RECORDS FOR PROCESSING start

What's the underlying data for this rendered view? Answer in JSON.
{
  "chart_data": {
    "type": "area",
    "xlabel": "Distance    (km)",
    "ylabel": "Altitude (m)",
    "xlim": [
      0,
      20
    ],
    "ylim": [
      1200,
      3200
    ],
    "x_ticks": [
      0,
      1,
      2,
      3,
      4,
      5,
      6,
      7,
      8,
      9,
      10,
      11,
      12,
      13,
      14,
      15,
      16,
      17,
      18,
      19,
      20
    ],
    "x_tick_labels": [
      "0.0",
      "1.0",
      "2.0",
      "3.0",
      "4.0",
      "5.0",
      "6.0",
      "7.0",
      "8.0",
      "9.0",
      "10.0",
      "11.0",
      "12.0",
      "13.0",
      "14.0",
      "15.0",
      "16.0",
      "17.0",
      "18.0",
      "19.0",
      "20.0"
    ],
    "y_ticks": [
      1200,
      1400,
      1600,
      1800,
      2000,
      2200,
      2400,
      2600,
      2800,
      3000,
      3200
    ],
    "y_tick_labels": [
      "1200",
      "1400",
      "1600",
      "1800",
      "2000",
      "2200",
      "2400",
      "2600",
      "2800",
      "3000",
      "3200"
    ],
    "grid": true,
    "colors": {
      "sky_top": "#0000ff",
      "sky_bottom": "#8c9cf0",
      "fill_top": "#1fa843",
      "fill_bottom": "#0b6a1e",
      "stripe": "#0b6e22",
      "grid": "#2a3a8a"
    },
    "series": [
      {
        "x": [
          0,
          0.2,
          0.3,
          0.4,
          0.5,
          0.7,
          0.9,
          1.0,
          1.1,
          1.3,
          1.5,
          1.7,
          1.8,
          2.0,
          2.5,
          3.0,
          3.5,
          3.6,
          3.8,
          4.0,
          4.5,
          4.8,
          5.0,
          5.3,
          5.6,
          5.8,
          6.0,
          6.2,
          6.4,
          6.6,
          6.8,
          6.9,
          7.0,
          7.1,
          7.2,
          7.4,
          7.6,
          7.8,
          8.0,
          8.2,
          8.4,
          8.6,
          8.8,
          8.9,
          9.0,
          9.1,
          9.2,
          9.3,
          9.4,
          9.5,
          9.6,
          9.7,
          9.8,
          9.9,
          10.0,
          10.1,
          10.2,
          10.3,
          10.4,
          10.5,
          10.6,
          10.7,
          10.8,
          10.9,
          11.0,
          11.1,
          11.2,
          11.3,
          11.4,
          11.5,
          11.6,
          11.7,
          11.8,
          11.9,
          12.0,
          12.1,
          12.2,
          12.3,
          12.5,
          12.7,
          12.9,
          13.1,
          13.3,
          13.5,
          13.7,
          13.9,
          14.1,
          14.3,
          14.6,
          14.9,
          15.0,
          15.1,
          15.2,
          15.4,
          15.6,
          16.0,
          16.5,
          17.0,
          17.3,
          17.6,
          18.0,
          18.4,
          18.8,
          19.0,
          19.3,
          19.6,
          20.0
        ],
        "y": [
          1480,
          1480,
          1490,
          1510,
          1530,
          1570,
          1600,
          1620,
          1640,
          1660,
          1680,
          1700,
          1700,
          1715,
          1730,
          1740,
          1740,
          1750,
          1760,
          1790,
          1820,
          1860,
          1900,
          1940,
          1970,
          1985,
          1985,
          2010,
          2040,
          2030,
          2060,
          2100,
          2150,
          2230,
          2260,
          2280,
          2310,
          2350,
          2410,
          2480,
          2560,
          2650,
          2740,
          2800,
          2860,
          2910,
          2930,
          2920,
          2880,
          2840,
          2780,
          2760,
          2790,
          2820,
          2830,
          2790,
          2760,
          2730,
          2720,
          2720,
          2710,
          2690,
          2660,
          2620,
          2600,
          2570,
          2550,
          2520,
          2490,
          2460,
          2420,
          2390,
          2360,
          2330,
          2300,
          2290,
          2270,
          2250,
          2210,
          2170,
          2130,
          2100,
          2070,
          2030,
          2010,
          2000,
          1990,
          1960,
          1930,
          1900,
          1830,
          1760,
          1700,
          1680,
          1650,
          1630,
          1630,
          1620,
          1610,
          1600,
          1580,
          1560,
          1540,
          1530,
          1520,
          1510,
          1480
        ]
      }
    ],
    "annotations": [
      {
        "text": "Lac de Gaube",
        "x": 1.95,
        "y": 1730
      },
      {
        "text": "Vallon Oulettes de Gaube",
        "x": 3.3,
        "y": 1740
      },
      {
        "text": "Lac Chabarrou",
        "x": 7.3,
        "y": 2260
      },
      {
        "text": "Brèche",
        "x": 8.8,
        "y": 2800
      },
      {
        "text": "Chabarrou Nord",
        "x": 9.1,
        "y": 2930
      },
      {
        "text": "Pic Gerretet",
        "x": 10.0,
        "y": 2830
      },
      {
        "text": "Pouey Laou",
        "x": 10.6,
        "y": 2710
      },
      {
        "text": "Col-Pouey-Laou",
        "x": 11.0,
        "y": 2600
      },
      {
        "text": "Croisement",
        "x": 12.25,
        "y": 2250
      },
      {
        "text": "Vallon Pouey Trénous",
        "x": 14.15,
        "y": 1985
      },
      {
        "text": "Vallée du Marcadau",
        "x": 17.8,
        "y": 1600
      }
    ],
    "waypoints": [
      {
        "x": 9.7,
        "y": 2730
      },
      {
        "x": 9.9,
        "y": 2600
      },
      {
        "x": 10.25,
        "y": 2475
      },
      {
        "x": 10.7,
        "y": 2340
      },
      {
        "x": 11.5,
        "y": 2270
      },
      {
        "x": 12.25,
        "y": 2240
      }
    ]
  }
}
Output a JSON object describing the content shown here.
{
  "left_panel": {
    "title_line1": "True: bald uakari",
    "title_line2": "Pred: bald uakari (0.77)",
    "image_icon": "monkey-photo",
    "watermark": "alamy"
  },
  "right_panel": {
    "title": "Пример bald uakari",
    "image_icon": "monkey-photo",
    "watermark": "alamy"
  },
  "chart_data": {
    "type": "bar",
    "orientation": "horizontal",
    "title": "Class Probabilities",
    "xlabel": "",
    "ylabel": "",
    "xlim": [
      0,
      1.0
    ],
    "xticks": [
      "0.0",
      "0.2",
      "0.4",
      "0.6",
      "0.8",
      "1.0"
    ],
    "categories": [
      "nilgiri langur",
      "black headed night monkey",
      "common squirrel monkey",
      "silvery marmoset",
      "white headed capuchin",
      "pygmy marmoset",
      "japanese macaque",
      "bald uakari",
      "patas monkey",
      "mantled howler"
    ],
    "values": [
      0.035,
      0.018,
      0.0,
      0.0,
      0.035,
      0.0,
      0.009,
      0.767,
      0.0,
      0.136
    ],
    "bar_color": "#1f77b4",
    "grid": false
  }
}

RECORDS FOR PROCESSING end

## [GIVEN PROBLEM]
Every entry above should be retyped exactly as shown.

## [RESULT FOR THIS TASK]
What's the underlying data for this rendered view? Answer in JSON.
{
  "chart_data": {
    "type": "area",
    "xlabel": "Distance    (km)",
    "ylabel": "Altitude (m)",
    "xlim": [
      0,
      20
    ],
    "ylim": [
      1200,
      3200
    ],
    "x_ticks": [
      0,
      1,
      2,
      3,
      4,
      5,
      6,
      7,
      8,
      9,
      10,
      11,
      12,
      13,
      14,
      15,
      16,
      17,
      18,
      19,
      20
    ],
    "x_tick_labels": [
      "0.0",
      "1.0",
      "2.0",
      "3.0",
      "4.0",
      "5.0",
      "6.0",
      "7.0",
      "8.0",
      "9.0",
      "10.0",
      "11.0",
      "12.0",
      "13.0",
      "14.0",
      "15.0",
      "16.0",
      "17.0",
      "18.0",
      "19.0",
      "20.0"
    ],
    "y_ticks": [
      1200,
      1400,
      1600,
      1800,
      2000,
      2200,
      2400,
      2600,
      2800,
      3000,
      3200
    ],
    "y_tick_labels": [
      "1200",
      "1400",
      "1600",
      "1800",
      "2000",
      "2200",
      "2400",
      "2600",
      "2800",
      "3000",
      "3200"
    ],
    "grid": true,
    "colors": {
      "sky_top": "#0000ff",
      "sky_bottom": "#8c9cf0",
      "fill_top": "#1fa843",
      "fill_bottom": "#0b6a1e",
      "stripe": "#0b6e22",
      "grid": "#2a3a8a"
    },
    "series": [
      {
        "x": [
          0,
          0.2,
          0.3,
          0.4,
          0.5,
          0.7,
          0.9,
          1.0,
          1.1,
          1.3,
          1.5,
          1.7,
          1.8,
          2.0,
          2.5,
          3.0,
          3.5,
          3.6,
          3.8,
          4.0,
          4.5,
          4.8,
          5.0,
          5.3,
          5.6,
          5.8,
          6.0,
          6.2,
          6.4,
          6.6,
          6.8,
          6.9,
          7.0,
          7.1,
          7.2,
          7.4,
          7.6,
          7.8,
          8.0,
          8.2,
          8.4,
          8.6,
          8.8,
          8.9,
          9.0,
          9.1,
          9.2,
          9.3,
          9.4,
          9.5,
          9.6,
          9.7,
          9.8,
          9.9,
          10.0,
          10.1,
          10.2,
          10.3,
          10.4,
          10.5,
          10.6,
          10.7,
          10.8,
          10.9,
          11.0,
          11.1,
          11.2,
          11.3,
          11.4,
          11.5,
          11.6,
          11.7,
          11.8,
          11.9,
          12.0,
          12.1,
          12.2,
          12.3,
          12.5,
          12.7,
          12.9,
          13.1,
          13.3,
          13.5,
          13.7,
          13.9,
          14.1,
          14.3,
          14.6,
          14.9,
          15.0,
          15.1,
          15.2,
          15.4,
          15.6,
          16.0,
          16.5,
          17.0,
          17.3,
          17.6,
          18.0,
          18.4,
          18.8,
          19.0,
          19.3,
          19.6,
          20.0
        ],
        "y": [
          1480,
          1480,
          1490,
          1510,
          1530,
          1570,
          1600,
          1620,
          1640,
          1660,
          1680,
          1700,
          1700,
          1715,
          1730,
          1740,
          1740,
          1750,
          1760,
          1790,
          1820,
          1860,
          1900,
          1940,
          1970,
          1985,
          1985,
          2010,
          2040,
          2030,
          2060,
          2100,
          2150,
          2230,
          2260,
          2280,
          2310,
          2350,
          2410,
          2480,
          2560,
          2650,
          2740,
          2800,
          2860,
          2910,
          2930,
          2920,
          2880,
          2840,
          2780,
          2760,
          2790,
          2820,
          2830,
          2790,
          2760,
          2730,
          2720,
          2720,
          2710,
          2690,
          2660,
          2620,
          2600,
          2570,
          2550,
          2520,
          2490,
          2460,
          2420,
          2390,
          2360,
          2330,
          2300,
          2290,
          2270,
          2250,
          2210,
          2170,
          2130,
          2100,
          2070,
          2030,
          2010,
          2000,
          1990,
          1960,
          1930,
          1900,
          1830,
          1760,
          1700,
          1680,
          1650,
          1630,
          1630,
          1620,
          1610,
          1600,
          1580,
          1560,
          1540,
          1530,
          1520,
          1510,
          1480
        ]
      }
    ],
    "annotations": [
      {
        "text": "Lac de Gaube",
        "x": 1.95,
        "y": 1730
      },
      {
        "text": "Vallon Oulettes de Gaube",
        "x": 3.3,
        "y": 1740
      },
      {
        "text": "Lac Chabarrou",
        "x": 7.3,
        "y": 2260
      },
      {
        "text": "Brèche",
        "x": 8.8,
        "y": 2800
      },
      {
        "text": "Chabarrou Nord",
        "x": 9.1,
        "y": 2930
      },
      {
        "text": "Pic Gerretet",
        "x": 10.0,
        "y": 2830
      },
      {
        "text": "Pouey Laou",
        "x": 10.6,
        "y": 2710
      },
      {
        "text": "Col-Pouey-Laou",
        "x": 11.0,
        "y": 2600
      },
      {
        "text": "Croisement",
        "x": 12.25,
        "y": 2250
      },
      {
        "text": "Vallon Pouey Trénous",
        "x": 14.15,
        "y": 1985
      },
      {
        "text": "Vallée du Marcadau",
        "x": 17.8,
        "y": 1600
      }
    ],
    "waypoints": [
      {
        "x": 9.7,
        "y": 2730
      },
      {
        "x": 9.9,
        "y": 2600
      },
      {
        "x": 10.25,
        "y": 2475
      },
      {
        "x": 10.7,
        "y": 2340
      },
      {
        "x": 11.5,
        "y": 2270
      },
      {
        "x": 12.25,
        "y": 2240
      }
    ]
  }
}
Output a JSON object describing the content shown here.
{
  "left_panel": {
    "title_line1": "True: bald uakari",
    "title_line2": "Pred: bald uakari (0.77)",
    "image_icon": "monkey-photo",
    "watermark": "alamy"
  },
  "right_panel": {
    "title": "Пример bald uakari",
    "image_icon": "monkey-photo",
    "watermark": "alamy"
  },
  "chart_data": {
    "type": "bar",
    "orientation": "horizontal",
    "title": "Class Probabilities",
    "xlabel": "",
    "ylabel": "",
    "xlim": [
      0,
      1.0
    ],
    "xticks": [
      "0.0",
      "0.2",
      "0.4",
      "0.6",
      "0.8",
      "1.0"
    ],
    "categories": [
      "nilgiri langur",
      "black headed night monkey",
      "common squirrel monkey",
      "silvery marmoset",
      "white headed capuchin",
      "pygmy marmoset",
      "japanese macaque",
      "bald uakari",
      "patas monkey",
      "mantled howler"
    ],
    "values": [
      0.035,
      0.018,
      0.0,
      0.0,
      0.035,
      0.0,
      0.009,
      0.767,
      0.0,
      0.136
    ],
    "bar_color": "#1f77b4",
    "grid": false
  }
}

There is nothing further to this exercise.